(Stored dataset items)
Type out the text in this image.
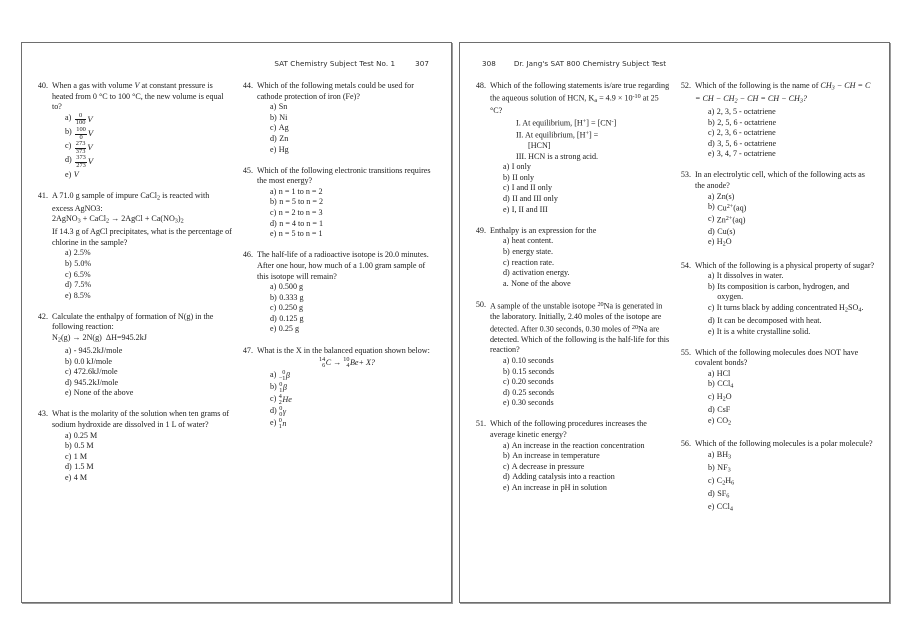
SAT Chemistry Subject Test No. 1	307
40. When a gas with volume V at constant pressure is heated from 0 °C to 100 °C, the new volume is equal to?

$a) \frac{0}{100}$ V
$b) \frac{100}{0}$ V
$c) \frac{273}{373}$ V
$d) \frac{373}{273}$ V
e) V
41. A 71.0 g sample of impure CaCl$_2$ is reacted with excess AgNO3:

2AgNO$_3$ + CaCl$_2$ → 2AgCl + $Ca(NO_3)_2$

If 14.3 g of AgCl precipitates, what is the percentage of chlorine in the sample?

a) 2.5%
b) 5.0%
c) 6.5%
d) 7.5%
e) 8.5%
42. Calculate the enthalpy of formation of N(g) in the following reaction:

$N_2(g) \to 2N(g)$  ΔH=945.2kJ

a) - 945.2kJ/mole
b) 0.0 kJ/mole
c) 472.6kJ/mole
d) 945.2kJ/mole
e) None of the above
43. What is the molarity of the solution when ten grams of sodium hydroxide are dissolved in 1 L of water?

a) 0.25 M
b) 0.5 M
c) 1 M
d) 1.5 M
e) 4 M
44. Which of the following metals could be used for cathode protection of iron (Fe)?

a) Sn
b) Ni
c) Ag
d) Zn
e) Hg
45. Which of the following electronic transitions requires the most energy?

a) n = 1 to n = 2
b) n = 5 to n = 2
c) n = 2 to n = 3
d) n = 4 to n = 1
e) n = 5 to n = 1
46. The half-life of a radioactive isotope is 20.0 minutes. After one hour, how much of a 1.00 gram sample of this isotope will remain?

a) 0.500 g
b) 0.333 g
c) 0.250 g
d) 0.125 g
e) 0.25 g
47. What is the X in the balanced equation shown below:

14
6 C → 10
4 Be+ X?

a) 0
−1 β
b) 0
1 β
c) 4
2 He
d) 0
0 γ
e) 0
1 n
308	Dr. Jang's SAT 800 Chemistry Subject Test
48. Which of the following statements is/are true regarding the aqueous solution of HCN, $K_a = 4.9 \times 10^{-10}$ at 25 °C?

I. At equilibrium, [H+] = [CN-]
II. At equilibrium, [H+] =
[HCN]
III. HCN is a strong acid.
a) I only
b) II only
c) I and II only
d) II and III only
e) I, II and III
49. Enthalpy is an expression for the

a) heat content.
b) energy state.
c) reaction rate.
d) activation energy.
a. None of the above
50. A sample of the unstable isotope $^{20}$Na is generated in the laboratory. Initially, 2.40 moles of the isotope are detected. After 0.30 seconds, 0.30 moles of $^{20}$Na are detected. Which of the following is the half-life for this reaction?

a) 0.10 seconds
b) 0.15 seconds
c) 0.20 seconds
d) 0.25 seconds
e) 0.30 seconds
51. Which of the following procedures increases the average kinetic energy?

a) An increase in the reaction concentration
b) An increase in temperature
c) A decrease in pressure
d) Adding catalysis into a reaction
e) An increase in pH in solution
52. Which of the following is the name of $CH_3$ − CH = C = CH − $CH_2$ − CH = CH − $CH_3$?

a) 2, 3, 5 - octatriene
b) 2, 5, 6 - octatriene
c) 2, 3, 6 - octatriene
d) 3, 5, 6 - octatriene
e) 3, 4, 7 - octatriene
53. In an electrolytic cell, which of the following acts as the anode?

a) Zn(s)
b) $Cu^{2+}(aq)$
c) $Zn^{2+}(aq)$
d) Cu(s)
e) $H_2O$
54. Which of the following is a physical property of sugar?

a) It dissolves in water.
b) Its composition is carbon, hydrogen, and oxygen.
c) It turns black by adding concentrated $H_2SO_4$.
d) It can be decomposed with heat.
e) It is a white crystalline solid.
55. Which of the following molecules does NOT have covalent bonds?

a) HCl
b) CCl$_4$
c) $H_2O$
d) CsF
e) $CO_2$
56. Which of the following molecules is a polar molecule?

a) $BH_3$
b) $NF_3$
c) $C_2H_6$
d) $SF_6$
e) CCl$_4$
...
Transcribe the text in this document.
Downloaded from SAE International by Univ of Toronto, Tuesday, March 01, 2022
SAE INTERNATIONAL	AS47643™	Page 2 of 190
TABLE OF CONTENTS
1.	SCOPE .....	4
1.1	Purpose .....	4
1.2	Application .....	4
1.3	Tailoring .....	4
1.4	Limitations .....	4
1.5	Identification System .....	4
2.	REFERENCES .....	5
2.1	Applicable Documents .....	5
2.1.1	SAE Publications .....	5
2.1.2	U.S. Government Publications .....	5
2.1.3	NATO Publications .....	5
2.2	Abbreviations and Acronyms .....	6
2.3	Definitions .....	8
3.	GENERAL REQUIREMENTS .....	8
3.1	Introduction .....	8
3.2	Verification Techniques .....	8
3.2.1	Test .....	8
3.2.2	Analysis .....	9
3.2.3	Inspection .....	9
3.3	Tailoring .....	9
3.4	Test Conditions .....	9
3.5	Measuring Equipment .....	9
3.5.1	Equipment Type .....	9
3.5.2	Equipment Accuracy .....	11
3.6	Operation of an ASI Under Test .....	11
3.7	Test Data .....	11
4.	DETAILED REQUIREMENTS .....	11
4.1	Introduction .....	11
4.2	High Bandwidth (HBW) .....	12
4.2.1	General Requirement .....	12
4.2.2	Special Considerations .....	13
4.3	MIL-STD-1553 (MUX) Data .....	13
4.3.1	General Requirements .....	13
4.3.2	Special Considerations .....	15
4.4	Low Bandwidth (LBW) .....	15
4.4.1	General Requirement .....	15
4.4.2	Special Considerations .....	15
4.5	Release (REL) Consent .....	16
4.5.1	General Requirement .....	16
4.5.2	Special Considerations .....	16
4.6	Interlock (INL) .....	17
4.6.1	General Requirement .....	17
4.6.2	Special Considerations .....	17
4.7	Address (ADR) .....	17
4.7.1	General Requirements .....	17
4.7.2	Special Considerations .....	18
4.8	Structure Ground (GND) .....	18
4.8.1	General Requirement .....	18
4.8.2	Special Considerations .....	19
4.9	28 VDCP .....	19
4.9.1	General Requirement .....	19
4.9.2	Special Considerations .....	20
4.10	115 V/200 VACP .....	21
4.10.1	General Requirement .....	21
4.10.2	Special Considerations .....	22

**Exercise brief**: Read through the data and copy every line where "text" shows up.

**Final result**:
Type out the text in this image.
Transcribe the text in this document.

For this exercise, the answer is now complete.